START DATA FOR PROCESSING
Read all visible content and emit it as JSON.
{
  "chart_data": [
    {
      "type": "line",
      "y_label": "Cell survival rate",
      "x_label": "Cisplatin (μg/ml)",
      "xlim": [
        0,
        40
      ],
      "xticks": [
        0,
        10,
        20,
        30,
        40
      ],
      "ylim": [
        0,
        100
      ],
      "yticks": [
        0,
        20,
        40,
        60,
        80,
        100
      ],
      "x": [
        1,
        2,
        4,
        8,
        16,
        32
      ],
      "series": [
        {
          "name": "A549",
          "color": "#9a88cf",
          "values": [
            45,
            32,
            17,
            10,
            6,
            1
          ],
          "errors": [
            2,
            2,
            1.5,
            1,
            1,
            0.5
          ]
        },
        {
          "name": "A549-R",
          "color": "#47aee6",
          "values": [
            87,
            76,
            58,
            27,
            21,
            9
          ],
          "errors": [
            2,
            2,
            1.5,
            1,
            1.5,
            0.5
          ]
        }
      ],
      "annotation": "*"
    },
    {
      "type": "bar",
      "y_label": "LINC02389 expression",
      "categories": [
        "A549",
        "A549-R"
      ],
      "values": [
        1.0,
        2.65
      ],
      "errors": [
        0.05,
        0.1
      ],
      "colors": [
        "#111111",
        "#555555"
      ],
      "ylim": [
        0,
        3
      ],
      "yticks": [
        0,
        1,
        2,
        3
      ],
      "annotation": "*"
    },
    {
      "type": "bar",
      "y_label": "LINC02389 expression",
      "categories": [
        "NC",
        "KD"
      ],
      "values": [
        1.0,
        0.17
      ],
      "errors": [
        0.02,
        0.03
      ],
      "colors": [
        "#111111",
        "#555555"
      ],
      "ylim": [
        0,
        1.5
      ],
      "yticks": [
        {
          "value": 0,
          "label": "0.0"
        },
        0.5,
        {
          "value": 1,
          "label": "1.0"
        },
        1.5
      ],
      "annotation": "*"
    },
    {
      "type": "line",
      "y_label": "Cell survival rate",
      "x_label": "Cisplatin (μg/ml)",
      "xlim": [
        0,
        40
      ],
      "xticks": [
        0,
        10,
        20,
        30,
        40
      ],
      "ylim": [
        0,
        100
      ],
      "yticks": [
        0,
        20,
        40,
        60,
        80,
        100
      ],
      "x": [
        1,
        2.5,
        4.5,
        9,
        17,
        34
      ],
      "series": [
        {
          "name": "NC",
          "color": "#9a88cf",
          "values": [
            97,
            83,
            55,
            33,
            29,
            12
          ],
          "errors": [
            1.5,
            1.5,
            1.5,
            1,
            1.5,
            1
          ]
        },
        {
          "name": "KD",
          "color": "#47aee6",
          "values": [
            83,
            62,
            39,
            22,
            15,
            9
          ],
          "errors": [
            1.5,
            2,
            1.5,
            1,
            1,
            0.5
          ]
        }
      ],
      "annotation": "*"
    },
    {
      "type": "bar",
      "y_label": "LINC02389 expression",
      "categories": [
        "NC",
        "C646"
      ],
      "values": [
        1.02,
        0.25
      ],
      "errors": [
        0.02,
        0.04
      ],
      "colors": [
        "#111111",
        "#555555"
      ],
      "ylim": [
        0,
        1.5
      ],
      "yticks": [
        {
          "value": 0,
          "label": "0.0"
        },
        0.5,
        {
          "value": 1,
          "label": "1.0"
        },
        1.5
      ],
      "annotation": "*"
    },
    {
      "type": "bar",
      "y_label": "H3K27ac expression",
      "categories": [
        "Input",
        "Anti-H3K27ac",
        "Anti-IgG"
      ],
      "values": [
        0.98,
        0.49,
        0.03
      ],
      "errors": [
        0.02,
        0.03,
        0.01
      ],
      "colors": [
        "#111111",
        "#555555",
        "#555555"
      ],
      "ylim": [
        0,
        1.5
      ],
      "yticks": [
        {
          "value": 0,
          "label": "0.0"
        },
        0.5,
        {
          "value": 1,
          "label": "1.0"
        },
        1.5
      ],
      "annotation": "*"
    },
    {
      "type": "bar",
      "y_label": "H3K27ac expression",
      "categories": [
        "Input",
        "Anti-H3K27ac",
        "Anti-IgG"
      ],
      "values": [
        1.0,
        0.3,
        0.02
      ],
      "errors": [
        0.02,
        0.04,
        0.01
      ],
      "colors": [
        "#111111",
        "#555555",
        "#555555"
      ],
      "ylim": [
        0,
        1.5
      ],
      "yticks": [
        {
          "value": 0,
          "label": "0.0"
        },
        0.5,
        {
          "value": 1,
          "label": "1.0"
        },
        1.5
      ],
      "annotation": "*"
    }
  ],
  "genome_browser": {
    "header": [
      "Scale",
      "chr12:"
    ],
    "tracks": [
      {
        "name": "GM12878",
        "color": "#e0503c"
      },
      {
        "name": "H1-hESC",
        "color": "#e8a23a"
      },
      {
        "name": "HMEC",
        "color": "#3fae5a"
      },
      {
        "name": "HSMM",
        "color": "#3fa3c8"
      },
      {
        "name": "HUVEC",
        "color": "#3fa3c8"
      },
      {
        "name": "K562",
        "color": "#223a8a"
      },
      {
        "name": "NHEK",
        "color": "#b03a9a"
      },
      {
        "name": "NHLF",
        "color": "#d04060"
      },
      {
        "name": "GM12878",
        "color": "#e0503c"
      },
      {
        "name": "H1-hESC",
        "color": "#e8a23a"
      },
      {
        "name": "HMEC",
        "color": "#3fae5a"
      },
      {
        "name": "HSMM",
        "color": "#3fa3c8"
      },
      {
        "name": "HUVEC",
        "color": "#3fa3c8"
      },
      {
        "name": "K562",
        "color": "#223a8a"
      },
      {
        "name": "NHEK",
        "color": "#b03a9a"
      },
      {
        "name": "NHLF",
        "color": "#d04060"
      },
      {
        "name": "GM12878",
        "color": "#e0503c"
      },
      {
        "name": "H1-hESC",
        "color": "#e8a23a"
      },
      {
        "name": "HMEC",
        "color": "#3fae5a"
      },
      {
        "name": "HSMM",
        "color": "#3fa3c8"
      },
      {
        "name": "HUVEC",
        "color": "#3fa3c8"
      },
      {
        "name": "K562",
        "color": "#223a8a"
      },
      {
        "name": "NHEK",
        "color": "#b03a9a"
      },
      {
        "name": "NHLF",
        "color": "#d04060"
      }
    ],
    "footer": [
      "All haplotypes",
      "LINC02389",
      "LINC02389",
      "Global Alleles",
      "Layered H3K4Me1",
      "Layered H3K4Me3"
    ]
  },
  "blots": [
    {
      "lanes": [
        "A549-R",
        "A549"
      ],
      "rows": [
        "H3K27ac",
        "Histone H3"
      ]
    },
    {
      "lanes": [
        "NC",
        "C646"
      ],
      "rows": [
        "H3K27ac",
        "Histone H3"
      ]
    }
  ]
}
END DATA FOR PROCESSING
— EXERCISE REQUIREMENTS —
In your reply, restate every entry exactly.

— REPLY —
Read all visible content and emit it as JSON.
{
  "chart_data": [
    {
      "type": "line",
      "y_label": "Cell survival rate",
      "x_label": "Cisplatin (μg/ml)",
      "xlim": [
        0,
        40
      ],
      "xticks": [
        0,
        10,
        20,
        30,
        40
      ],
      "ylim": [
        0,
        100
      ],
      "yticks": [
        0,
        20,
        40,
        60,
        80,
        100
      ],
      "x": [
        1,
        2,
        4,
        8,
        16,
        32
      ],
      "series": [
        {
          "name": "A549",
          "color": "#9a88cf",
          "values": [
            45,
            32,
            17,
            10,
            6,
            1
          ],
          "errors": [
            2,
            2,
            1.5,
            1,
            1,
            0.5
          ]
        },
        {
          "name": "A549-R",
          "color": "#47aee6",
          "values": [
            87,
            76,
            58,
            27,
            21,
            9
          ],
          "errors": [
            2,
            2,
            1.5,
            1,
            1.5,
            0.5
          ]
        }
      ],
      "annotation": "*"
    },
    {
      "type": "bar",
      "y_label": "LINC02389 expression",
      "categories": [
        "A549",
        "A549-R"
      ],
      "values": [
        1.0,
        2.65
      ],
      "errors": [
        0.05,
        0.1
      ],
      "colors": [
        "#111111",
        "#555555"
      ],
      "ylim": [
        0,
        3
      ],
      "yticks": [
        0,
        1,
        2,
        3
      ],
      "annotation": "*"
    },
    {
      "type": "bar",
      "y_label": "LINC02389 expression",
      "categories": [
        "NC",
        "KD"
      ],
      "values": [
        1.0,
        0.17
      ],
      "errors": [
        0.02,
        0.03
      ],
      "colors": [
        "#111111",
        "#555555"
      ],
      "ylim": [
        0,
        1.5
      ],
      "yticks": [
        {
          "value": 0,
          "label": "0.0"
        },
        0.5,
        {
          "value": 1,
          "label": "1.0"
        },
        1.5
      ],
      "annotation": "*"
    },
    {
      "type": "line",
      "y_label": "Cell survival rate",
      "x_label": "Cisplatin (μg/ml)",
      "xlim": [
        0,
        40
      ],
      "xticks": [
        0,
        10,
        20,
        30,
        40
      ],
      "ylim": [
        0,
        100
      ],
      "yticks": [
        0,
        20,
        40,
        60,
        80,
        100
      ],
      "x": [
        1,
        2.5,
        4.5,
        9,
        17,
        34
      ],
      "series": [
        {
          "name": "NC",
          "color": "#9a88cf",
          "values": [
            97,
            83,
            55,
            33,
            29,
            12
          ],
          "errors": [
            1.5,
            1.5,
            1.5,
            1,
            1.5,
            1
          ]
        },
        {
          "name": "KD",
          "color": "#47aee6",
          "values": [
            83,
            62,
            39,
            22,
            15,
            9
          ],
          "errors": [
            1.5,
            2,
            1.5,
            1,
            1,
            0.5
          ]
        }
      ],
      "annotation": "*"
    },
    {
      "type": "bar",
      "y_label": "LINC02389 expression",
      "categories": [
        "NC",
        "C646"
      ],
      "values": [
        1.02,
        0.25
      ],
      "errors": [
        0.02,
        0.04
      ],
      "colors": [
        "#111111",
        "#555555"
      ],
      "ylim": [
        0,
        1.5
      ],
      "yticks": [
        {
          "value": 0,
          "label": "0.0"
        },
        0.5,
        {
          "value": 1,
          "label": "1.0"
        },
        1.5
      ],
      "annotation": "*"
    },
    {
      "type": "bar",
      "y_label": "H3K27ac expression",
      "categories": [
        "Input",
        "Anti-H3K27ac",
        "Anti-IgG"
      ],
      "values": [
        0.98,
        0.49,
        0.03
      ],
      "errors": [
        0.02,
        0.03,
        0.01
      ],
      "colors": [
        "#111111",
        "#555555",
        "#555555"
      ],
      "ylim": [
        0,
        1.5
      ],
      "yticks": [
        {
          "value": 0,
          "label": "0.0"
        },
        0.5,
        {
          "value": 1,
          "label": "1.0"
        },
        1.5
      ],
      "annotation": "*"
    },
    {
      "type": "bar",
      "y_label": "H3K27ac expression",
      "categories": [
        "Input",
        "Anti-H3K27ac",
        "Anti-IgG"
      ],
      "values": [
        1.0,
        0.3,
        0.02
      ],
      "errors": [
        0.02,
        0.04,
        0.01
      ],
      "colors": [
        "#111111",
        "#555555",
        "#555555"
      ],
      "ylim": [
        0,
        1.5
      ],
      "yticks": [
        {
          "value": 0,
          "label": "0.0"
        },
        0.5,
        {
          "value": 1,
          "label": "1.0"
        },
        1.5
      ],
      "annotation": "*"
    }
  ],
  "genome_browser": {
    "header": [
      "Scale",
      "chr12:"
    ],
    "tracks": [
      {
        "name": "GM12878",
        "color": "#e0503c"
      },
      {
        "name": "H1-hESC",
        "color": "#e8a23a"
      },
      {
        "name": "HMEC",
        "color": "#3fae5a"
      },
      {
        "name": "HSMM",
        "color": "#3fa3c8"
      },
      {
        "name": "HUVEC",
        "color": "#3fa3c8"
      },
      {
        "name": "K562",
        "color": "#223a8a"
      },
      {
        "name": "NHEK",
        "color": "#b03a9a"
      },
      {
        "name": "NHLF",
        "color": "#d04060"
      },
      {
        "name": "GM12878",
        "color": "#e0503c"
      },
      {
        "name": "H1-hESC",
        "color": "#e8a23a"
      },
      {
        "name": "HMEC",
        "color": "#3fae5a"
      },
      {
        "name": "HSMM",
        "color": "#3fa3c8"
      },
      {
        "name": "HUVEC",
        "color": "#3fa3c8"
      },
      {
        "name": "K562",
        "color": "#223a8a"
      },
      {
        "name": "NHEK",
        "color": "#b03a9a"
      },
      {
        "name": "NHLF",
        "color": "#d04060"
      },
      {
        "name": "GM12878",
        "color": "#e0503c"
      },
      {
        "name": "H1-hESC",
        "color": "#e8a23a"
      },
      {
        "name": "HMEC",
        "color": "#3fae5a"
      },
      {
        "name": "HSMM",
        "color": "#3fa3c8"
      },
      {
        "name": "HUVEC",
        "color": "#3fa3c8"
      },
      {
        "name": "K562",
        "color": "#223a8a"
      },
      {
        "name": "NHEK",
        "color": "#b03a9a"
      },
      {
        "name": "NHLF",
        "color": "#d04060"
      }
    ],
    "footer": [
      "All haplotypes",
      "LINC02389",
      "LINC02389",
      "Global Alleles",
      "Layered H3K4Me1",
      "Layered H3K4Me3"
    ]
  },
  "blots": [
    {
      "lanes": [
        "A549-R",
        "A549"
      ],
      "rows": [
        "H3K27ac",
        "Histone H3"
      ]
    },
    {
      "lanes": [
        "NC",
        "C646"
      ],
      "rows": [
        "H3K27ac",
        "Histone H3"
      ]
    }
  ]
}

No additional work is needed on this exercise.